## TASKS TO PERFORM
- A) Answer these questions from the text on Democratic candidates and health care, one per line:
(i) Who is named as the SEIU's president?
(ii) Which senator unveiled a framework for universal coverage earlier this year?
(iii) Which two senators are called the frontrunners?
- B) Reproduce the stretch of the health care text from "Getting specific isn't" through "would achieve this.", word for word.
- C) Carry on the text about Democratic candidates and health care past its last sentence.

OK, it wasn't quite that dramatic. There was no threat of specific reprisals against candidates who fail to meet the deadline. Nor was there a precise definition as to what would qualify as "detailed." Given that the SEIU's president, Andy Stern, has been willing to embrace companies like Wal-Mart for making the vaguest of commitments to universal health care, it's safe to assume Democratic candidates could satisfy the union's demands without getting too specific.
But that doesn't mean vague is good. Indeed, with health care atop the domestic political agenda, the Democratic candidates need to flesh out their visions for how they will make health care affordable for everybody — even though it means facing some potential political hazards.
Getting specific isn't such a problem for Senator John Edwards, who earlier this year unveiled an ambitious framework for universal coverage. But it does present a quandary for the two frontrunners, Senators Hillary Clinton and Barack Obama. While both have promised that they would pursue universal health care as president, neither has said much about how they would achieve this.

## DATA LISTING

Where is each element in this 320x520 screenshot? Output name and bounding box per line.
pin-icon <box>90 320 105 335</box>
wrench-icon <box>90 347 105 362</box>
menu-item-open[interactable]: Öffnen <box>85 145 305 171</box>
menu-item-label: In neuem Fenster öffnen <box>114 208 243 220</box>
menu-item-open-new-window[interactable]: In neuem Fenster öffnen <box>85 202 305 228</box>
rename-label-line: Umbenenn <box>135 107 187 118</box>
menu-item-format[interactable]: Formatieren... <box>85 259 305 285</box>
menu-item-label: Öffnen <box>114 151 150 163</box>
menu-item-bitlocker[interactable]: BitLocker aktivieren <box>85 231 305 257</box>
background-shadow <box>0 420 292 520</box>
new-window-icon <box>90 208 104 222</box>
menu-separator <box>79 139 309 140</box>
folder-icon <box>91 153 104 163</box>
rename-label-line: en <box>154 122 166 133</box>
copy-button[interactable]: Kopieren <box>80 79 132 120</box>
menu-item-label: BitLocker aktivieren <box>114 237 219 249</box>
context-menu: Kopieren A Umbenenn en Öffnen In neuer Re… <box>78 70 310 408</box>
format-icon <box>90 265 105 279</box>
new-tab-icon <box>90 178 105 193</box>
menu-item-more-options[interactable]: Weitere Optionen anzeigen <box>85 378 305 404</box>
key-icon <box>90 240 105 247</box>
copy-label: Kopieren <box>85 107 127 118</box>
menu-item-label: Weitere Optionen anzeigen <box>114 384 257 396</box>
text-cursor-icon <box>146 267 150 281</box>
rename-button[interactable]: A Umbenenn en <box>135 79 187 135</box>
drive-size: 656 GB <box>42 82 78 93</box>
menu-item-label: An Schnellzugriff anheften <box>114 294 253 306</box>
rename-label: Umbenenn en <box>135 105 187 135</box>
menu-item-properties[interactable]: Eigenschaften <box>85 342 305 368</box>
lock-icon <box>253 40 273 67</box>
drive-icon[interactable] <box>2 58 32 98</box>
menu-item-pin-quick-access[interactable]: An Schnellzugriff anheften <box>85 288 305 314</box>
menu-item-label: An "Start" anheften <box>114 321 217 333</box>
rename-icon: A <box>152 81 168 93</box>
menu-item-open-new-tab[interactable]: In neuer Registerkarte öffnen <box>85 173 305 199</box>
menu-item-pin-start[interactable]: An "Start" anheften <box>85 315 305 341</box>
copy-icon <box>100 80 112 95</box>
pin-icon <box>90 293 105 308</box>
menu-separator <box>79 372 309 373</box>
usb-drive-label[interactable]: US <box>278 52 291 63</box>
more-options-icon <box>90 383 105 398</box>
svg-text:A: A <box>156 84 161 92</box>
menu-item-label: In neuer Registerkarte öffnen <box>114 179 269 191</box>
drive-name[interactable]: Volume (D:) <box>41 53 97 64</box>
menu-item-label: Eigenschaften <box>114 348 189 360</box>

## SOLVED TASKS
- A)
(i) Andy Stern
(ii) John Edwards
(iii) Hillary Clinton and Barack Obama

- B)
Getting specific isn't such a problem for Senator John Edwards, who earlier this year unveiled an ambitious framework for universal coverage. But it does present a quandary for the two frontrunners, Senators Hillary Clinton and Barack Obama. While both have promised that they would pursue universal health care as president, neither has said much about how they would achieve this.

- C)
This reticence doesn't reflect lack of interest. Both candidates have histories of working on the issue — Clinton, most famously, when she ran the task force that developed her husband's ill-fated universal coverage proposal in 1993. And both candidates seem sincere in their desire to overhaul American health care so that citizens here finally share the kind of financial and health security that citizens in the rest of the developed world have long enjoyed.
No, the reason Clinton and Obama are acting so cautiously is that they fear getting specific on health care will expose them to political attacks — the kind that could doom their candidacies and the prospects for universal coverage simultaneously. It's a powerful argument that goes something like this: As soon as a candidate explains exactly what he wants to do about health care, he becomes a piņata for his rivals and — eventually — special interests, who can be counted on to seize on the provisions that are most unappealing politically, even if it means twisting what they mean.
The case study in this was the campaign for the Democratic presidential nomination in 2000, when then-Senator Bill Bradley put forth an ambitious proposal that would have brought coverage to about half the uninsured population. Then-Vice President Al Gore tore it apart — claiming, among other things, that Bradley's plan would leave the poor worse off than now. Nobody following the debate seriously, or familiar with Bradley's record in office, believed that would actually happen. But Gore's attacks were instrumental in blunting Bradley's initial momentum — and, eventually, depriving him of victory in the New Hampshire primary.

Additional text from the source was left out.